EXERCISE GOAL: Please determine how many lines of the material include the word "Selvtillid", and respond with nothing but that number.

DATA ROWS:

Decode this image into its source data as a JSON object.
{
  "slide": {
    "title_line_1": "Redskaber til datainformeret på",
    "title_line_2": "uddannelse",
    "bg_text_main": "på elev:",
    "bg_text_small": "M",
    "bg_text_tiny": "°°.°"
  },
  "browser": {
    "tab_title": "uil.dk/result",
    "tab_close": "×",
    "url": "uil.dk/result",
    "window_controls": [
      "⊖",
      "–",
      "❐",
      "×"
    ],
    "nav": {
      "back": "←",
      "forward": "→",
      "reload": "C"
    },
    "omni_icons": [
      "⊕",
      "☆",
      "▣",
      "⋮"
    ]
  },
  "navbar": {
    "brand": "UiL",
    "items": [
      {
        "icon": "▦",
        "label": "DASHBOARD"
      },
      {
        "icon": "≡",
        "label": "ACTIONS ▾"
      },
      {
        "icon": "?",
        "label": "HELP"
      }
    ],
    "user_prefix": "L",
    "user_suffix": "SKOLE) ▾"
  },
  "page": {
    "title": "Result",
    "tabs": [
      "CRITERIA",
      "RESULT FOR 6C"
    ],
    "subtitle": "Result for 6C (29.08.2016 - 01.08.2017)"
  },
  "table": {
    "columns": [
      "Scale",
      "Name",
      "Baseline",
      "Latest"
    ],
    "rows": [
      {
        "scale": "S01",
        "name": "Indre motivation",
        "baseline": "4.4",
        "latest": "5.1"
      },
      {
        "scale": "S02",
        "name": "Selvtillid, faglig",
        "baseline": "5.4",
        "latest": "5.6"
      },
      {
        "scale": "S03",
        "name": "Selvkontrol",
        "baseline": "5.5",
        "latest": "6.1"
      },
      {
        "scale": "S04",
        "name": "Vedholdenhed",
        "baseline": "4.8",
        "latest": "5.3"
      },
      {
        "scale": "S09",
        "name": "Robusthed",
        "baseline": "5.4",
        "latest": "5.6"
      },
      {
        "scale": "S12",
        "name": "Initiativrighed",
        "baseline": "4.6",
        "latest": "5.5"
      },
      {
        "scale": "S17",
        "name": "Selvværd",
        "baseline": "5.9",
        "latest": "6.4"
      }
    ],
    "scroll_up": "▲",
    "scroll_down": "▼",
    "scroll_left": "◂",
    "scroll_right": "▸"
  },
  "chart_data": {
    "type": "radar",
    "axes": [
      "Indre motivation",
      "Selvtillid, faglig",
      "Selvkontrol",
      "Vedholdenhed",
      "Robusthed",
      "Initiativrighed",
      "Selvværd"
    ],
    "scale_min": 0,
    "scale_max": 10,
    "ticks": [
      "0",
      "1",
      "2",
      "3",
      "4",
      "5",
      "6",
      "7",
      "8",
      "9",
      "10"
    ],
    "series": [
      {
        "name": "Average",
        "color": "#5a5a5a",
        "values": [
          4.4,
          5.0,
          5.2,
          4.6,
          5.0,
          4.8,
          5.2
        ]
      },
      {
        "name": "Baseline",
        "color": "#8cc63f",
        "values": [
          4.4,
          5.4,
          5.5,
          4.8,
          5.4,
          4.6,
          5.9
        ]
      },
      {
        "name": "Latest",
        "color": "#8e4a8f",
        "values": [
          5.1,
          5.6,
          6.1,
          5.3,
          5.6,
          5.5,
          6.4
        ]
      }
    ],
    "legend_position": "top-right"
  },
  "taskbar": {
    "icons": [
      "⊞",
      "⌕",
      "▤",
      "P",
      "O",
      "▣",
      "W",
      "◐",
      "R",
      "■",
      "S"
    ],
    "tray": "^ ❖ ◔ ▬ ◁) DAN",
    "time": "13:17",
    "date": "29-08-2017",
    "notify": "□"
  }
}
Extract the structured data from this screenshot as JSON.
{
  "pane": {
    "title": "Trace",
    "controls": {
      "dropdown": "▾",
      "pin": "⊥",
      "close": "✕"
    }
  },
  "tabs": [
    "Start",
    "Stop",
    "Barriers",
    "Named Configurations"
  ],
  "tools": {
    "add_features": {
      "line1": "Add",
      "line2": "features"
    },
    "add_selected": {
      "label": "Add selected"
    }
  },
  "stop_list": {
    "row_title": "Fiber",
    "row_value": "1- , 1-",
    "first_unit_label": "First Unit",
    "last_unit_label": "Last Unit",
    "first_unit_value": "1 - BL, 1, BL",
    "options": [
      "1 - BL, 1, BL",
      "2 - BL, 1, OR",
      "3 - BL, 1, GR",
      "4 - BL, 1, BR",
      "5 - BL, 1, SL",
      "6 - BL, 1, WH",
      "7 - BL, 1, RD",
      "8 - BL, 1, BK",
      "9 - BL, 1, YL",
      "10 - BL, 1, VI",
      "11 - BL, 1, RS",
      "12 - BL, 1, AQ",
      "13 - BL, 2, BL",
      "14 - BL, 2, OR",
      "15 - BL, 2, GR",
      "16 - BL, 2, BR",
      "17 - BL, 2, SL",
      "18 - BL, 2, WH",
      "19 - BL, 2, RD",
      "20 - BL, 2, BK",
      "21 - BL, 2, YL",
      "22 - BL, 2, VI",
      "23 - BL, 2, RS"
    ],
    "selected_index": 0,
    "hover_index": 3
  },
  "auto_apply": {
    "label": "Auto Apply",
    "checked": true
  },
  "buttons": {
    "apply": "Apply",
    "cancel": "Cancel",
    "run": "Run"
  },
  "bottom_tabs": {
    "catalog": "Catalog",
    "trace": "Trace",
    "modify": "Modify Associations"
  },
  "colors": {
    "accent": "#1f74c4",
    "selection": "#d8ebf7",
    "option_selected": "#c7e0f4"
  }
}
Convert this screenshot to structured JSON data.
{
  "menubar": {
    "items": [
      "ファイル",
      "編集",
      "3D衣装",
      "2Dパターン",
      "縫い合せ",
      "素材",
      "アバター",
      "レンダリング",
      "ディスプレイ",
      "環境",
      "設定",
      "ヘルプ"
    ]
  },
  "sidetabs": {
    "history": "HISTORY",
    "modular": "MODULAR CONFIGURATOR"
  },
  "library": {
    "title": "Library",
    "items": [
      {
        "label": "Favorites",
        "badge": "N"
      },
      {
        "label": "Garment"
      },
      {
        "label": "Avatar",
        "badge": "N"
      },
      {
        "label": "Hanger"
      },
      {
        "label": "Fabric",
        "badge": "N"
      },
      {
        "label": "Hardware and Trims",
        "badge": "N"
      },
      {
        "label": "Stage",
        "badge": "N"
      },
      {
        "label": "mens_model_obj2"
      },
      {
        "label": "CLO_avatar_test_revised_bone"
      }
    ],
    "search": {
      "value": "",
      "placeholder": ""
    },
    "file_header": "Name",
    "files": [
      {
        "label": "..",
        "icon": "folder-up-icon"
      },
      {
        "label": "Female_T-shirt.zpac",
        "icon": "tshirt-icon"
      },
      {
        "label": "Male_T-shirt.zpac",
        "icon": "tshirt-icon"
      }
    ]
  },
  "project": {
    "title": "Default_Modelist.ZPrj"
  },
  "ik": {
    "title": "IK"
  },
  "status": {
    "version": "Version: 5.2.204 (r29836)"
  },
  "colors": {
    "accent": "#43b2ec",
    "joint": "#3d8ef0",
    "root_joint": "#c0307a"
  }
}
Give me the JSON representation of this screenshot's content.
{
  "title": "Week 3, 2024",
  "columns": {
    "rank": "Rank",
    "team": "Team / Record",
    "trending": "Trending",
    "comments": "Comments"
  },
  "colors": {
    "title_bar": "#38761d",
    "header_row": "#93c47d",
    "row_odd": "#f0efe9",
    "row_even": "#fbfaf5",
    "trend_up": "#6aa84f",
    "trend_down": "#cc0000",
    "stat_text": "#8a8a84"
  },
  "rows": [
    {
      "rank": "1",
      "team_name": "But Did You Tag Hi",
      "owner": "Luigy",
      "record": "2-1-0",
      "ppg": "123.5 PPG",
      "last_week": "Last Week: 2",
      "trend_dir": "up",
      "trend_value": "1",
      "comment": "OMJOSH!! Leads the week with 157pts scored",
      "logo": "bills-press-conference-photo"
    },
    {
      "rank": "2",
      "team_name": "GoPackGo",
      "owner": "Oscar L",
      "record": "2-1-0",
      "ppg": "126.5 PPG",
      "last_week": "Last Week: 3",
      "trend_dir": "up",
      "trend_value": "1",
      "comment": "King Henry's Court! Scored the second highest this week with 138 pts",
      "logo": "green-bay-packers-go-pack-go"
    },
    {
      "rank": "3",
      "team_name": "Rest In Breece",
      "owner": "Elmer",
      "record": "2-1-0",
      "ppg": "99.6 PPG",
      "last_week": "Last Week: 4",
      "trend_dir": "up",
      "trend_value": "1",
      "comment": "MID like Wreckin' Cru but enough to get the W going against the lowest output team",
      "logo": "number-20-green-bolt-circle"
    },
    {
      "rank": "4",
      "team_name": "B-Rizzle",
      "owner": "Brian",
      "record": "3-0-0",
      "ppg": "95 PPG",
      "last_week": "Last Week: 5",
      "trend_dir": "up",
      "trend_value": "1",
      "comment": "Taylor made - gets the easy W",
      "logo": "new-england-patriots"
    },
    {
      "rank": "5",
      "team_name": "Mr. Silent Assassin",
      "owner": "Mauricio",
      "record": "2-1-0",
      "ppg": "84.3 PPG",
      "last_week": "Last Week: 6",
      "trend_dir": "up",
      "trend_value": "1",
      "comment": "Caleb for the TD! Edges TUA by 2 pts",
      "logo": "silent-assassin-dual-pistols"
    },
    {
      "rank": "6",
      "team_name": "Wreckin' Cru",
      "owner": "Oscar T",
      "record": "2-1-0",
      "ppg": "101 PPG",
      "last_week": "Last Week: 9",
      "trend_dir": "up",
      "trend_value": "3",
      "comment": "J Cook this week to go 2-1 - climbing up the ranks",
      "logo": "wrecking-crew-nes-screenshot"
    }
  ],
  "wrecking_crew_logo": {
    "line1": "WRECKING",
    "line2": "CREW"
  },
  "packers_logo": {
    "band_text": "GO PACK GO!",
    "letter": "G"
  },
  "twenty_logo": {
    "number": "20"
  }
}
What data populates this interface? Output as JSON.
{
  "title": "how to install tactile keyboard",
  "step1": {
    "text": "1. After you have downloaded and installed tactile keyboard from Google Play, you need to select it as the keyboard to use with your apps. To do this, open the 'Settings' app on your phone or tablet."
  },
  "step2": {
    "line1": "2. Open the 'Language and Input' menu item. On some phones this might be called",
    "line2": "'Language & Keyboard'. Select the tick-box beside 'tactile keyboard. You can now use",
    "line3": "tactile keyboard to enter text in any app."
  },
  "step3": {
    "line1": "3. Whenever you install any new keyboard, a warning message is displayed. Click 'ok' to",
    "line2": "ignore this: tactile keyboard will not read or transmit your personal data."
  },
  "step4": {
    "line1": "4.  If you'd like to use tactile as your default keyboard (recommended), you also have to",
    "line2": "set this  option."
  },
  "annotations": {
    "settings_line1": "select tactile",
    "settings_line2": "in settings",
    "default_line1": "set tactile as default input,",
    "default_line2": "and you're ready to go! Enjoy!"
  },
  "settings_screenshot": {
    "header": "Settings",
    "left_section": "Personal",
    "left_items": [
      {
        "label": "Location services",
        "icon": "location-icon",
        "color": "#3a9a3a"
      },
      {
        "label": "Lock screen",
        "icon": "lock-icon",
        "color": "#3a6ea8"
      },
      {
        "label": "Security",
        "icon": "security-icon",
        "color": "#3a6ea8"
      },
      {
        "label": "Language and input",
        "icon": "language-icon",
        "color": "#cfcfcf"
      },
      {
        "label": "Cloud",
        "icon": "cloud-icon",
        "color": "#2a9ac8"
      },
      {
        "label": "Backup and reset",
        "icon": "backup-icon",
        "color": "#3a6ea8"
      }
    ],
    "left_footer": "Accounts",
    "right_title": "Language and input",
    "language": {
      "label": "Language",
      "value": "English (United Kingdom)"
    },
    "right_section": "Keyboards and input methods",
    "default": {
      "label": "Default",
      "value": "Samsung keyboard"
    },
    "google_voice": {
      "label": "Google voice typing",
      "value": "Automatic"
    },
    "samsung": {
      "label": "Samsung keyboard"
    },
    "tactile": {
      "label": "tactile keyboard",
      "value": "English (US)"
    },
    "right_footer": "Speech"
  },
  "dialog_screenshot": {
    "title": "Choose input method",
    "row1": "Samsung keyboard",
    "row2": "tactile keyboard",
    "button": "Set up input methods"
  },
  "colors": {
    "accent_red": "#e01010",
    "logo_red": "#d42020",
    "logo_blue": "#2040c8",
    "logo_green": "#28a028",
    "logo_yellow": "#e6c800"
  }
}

COMPLETE ANSWER: 2